## [Exercise requirements]
Return the records that follow, matching each one exactly.

## [Data in this exercise]
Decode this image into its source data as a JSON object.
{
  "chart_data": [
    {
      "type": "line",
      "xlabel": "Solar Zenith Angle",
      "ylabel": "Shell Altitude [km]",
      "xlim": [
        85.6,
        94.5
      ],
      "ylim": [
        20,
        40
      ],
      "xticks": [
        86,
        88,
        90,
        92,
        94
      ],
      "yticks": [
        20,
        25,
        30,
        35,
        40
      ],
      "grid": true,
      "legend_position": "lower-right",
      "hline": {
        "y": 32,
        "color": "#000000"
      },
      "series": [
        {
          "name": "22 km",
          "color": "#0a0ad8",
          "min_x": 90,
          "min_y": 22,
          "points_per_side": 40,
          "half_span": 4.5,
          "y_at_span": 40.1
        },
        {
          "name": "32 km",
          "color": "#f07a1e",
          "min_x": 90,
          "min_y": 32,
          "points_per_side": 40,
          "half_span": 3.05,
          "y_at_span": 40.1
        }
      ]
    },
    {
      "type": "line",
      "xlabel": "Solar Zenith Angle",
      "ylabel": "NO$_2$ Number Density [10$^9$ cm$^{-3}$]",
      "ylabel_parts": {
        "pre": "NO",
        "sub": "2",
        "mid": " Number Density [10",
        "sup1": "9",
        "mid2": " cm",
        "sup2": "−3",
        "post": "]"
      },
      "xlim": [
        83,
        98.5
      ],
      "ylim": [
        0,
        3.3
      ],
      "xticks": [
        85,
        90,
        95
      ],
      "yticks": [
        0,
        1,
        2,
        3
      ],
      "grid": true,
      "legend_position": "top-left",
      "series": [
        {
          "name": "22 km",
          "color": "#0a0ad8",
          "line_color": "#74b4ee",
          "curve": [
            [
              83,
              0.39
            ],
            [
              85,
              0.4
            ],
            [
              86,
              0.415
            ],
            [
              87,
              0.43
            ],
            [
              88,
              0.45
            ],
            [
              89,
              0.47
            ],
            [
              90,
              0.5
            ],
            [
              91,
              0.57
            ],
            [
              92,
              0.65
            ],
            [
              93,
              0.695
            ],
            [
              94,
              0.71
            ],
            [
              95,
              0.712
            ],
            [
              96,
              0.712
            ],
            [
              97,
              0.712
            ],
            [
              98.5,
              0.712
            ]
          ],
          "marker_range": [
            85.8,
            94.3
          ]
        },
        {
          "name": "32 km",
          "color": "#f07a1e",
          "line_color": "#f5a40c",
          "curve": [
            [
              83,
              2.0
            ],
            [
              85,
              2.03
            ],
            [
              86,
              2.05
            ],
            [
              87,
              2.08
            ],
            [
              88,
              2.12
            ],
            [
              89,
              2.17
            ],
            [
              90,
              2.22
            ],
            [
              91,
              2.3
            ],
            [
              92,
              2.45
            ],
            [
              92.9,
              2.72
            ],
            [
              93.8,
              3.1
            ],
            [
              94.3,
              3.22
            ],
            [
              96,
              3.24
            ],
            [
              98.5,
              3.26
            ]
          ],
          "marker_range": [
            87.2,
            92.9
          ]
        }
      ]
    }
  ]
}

## [Solution to this exercise]
Decode this image into its source data as a JSON object.
{
  "chart_data": [
    {
      "type": "line",
      "xlabel": "Solar Zenith Angle",
      "ylabel": "Shell Altitude [km]",
      "xlim": [
        85.6,
        94.5
      ],
      "ylim": [
        20,
        40
      ],
      "xticks": [
        86,
        88,
        90,
        92,
        94
      ],
      "yticks": [
        20,
        25,
        30,
        35,
        40
      ],
      "grid": true,
      "legend_position": "lower-right",
      "hline": {
        "y": 32,
        "color": "#000000"
      },
      "series": [
        {
          "name": "22 km",
          "color": "#0a0ad8",
          "min_x": 90,
          "min_y": 22,
          "points_per_side": 40,
          "half_span": 4.5,
          "y_at_span": 40.1
        },
        {
          "name": "32 km",
          "color": "#f07a1e",
          "min_x": 90,
          "min_y": 32,
          "points_per_side": 40,
          "half_span": 3.05,
          "y_at_span": 40.1
        }
      ]
    },
    {
      "type": "line",
      "xlabel": "Solar Zenith Angle",
      "ylabel": "NO$_2$ Number Density [10$^9$ cm$^{-3}$]",
      "ylabel_parts": {
        "pre": "NO",
        "sub": "2",
        "mid": " Number Density [10",
        "sup1": "9",
        "mid2": " cm",
        "sup2": "−3",
        "post": "]"
      },
      "xlim": [
        83,
        98.5
      ],
      "ylim": [
        0,
        3.3
      ],
      "xticks": [
        85,
        90,
        95
      ],
      "yticks": [
        0,
        1,
        2,
        3
      ],
      "grid": true,
      "legend_position": "top-left",
      "series": [
        {
          "name": "22 km",
          "color": "#0a0ad8",
          "line_color": "#74b4ee",
          "curve": [
            [
              83,
              0.39
            ],
            [
              85,
              0.4
            ],
            [
              86,
              0.415
            ],
            [
              87,
              0.43
            ],
            [
              88,
              0.45
            ],
            [
              89,
              0.47
            ],
            [
              90,
              0.5
            ],
            [
              91,
              0.57
            ],
            [
              92,
              0.65
            ],
            [
              93,
              0.695
            ],
            [
              94,
              0.71
            ],
            [
              95,
              0.712
            ],
            [
              96,
              0.712
            ],
            [
              97,
              0.712
            ],
            [
              98.5,
              0.712
            ]
          ],
          "marker_range": [
            85.8,
            94.3
          ]
        },
        {
          "name": "32 km",
          "color": "#f07a1e",
          "line_color": "#f5a40c",
          "curve": [
            [
              83,
              2.0
            ],
            [
              85,
              2.03
            ],
            [
              86,
              2.05
            ],
            [
              87,
              2.08
            ],
            [
              88,
              2.12
            ],
            [
              89,
              2.17
            ],
            [
              90,
              2.22
            ],
            [
              91,
              2.3
            ],
            [
              92,
              2.45
            ],
            [
              92.9,
              2.72
            ],
            [
              93.8,
              3.1
            ],
            [
              94.3,
              3.22
            ],
            [
              96,
              3.24
            ],
            [
              98.5,
              3.26
            ]
          ],
          "marker_range": [
            87.2,
            92.9
          ]
        }
      ]
    }
  ]
}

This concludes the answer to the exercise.